Look through the listing for the word "Cookies". Copy each line that has it.

Stored data
** start **

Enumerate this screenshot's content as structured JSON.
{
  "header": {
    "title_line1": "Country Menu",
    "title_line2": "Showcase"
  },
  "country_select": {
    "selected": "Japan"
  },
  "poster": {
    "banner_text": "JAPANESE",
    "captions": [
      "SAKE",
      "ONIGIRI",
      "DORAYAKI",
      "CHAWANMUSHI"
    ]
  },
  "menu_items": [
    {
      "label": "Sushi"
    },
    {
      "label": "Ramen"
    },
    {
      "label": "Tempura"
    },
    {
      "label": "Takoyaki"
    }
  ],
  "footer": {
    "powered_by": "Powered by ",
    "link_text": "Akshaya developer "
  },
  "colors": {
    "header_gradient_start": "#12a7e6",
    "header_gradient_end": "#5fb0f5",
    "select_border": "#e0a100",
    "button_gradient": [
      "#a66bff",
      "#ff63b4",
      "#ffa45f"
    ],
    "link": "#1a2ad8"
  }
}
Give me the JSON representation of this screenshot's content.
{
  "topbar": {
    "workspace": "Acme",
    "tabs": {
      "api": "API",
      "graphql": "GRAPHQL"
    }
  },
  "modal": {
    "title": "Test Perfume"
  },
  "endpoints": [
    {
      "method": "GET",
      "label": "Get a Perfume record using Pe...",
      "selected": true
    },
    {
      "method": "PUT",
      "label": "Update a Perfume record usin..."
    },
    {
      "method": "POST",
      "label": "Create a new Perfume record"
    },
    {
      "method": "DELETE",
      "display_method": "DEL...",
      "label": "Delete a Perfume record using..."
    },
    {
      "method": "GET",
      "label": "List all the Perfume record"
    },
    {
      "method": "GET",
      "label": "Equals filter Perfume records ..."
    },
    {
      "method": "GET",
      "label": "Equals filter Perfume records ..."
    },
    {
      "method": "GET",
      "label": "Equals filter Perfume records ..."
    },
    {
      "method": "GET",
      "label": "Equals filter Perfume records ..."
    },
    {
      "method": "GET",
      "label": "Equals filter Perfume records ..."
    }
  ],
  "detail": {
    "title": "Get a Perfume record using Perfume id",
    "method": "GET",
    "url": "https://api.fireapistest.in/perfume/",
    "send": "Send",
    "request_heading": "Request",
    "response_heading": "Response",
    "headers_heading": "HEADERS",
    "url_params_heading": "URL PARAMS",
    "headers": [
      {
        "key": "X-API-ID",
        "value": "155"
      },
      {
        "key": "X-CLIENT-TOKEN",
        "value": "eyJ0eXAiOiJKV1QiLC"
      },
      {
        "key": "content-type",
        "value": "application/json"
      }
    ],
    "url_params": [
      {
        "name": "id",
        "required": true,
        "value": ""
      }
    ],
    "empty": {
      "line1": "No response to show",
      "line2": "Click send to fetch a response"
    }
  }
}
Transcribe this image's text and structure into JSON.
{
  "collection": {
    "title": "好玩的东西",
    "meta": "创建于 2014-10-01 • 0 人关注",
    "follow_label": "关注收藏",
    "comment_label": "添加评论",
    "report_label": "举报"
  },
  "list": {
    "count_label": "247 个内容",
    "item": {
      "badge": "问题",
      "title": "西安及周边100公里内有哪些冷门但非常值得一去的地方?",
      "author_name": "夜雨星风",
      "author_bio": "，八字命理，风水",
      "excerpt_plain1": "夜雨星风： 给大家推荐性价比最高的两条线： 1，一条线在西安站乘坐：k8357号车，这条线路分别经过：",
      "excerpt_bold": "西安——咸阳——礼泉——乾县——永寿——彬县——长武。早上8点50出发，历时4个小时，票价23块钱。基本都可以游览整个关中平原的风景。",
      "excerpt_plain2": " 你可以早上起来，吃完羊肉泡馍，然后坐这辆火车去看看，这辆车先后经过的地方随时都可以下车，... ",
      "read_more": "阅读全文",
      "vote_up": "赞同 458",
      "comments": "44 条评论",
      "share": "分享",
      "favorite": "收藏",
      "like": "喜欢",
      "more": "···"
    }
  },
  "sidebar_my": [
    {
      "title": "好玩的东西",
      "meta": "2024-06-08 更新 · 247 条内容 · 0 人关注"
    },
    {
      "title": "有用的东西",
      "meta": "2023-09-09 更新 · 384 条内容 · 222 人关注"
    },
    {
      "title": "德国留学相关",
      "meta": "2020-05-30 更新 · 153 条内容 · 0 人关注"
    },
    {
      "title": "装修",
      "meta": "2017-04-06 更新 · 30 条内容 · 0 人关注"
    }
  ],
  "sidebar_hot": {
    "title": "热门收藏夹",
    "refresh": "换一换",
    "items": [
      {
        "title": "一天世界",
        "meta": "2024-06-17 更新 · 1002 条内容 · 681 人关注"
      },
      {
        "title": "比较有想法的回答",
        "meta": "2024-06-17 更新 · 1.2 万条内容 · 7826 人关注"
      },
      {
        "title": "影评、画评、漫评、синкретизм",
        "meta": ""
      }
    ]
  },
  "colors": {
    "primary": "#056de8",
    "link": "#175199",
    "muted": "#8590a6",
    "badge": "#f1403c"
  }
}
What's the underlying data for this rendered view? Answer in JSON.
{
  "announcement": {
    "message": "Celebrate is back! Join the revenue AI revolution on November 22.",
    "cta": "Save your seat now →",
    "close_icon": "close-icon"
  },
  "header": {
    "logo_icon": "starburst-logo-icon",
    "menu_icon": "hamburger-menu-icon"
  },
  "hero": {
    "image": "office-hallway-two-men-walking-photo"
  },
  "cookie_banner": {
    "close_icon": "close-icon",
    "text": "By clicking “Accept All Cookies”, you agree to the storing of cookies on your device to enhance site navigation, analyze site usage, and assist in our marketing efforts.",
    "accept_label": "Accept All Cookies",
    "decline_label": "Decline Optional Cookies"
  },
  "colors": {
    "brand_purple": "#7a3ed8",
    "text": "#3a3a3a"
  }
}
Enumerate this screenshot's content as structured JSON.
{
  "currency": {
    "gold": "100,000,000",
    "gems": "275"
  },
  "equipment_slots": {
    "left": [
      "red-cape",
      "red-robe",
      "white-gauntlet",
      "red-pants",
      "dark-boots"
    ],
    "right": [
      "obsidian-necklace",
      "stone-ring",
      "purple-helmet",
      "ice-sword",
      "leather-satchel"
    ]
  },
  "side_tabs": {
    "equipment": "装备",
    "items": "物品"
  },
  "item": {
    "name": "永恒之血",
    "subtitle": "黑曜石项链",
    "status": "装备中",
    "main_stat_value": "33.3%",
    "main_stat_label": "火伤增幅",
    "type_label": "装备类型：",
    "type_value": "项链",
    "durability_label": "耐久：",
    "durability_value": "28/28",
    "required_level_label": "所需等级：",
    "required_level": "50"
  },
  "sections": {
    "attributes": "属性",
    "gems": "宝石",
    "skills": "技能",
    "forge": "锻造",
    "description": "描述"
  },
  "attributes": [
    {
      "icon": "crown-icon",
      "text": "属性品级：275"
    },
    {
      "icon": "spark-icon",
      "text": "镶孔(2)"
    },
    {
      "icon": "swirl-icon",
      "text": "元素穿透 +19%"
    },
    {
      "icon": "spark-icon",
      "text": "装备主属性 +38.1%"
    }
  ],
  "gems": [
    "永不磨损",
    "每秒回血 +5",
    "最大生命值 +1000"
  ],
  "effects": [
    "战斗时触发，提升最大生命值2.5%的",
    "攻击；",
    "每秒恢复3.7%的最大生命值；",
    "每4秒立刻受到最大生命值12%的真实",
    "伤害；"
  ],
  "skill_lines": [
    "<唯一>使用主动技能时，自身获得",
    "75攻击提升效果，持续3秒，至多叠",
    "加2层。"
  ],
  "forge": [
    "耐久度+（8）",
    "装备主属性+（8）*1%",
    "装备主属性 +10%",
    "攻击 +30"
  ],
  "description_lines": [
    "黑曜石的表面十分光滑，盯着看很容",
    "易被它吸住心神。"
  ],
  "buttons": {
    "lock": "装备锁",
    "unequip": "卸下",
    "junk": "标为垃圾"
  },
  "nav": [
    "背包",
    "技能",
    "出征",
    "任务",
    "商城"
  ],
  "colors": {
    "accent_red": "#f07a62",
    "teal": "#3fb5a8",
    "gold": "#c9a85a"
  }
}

** end **

:: REPLY ::
    "text": "By clicking “Accept All Cookies”, you agree to the storing of cookies on your device to enhance site navigation, analyze site usage, and assist in our marketing efforts.",
    "accept_label": "Accept All Cookies",
    "decline_label": "Decline Optional Cookies"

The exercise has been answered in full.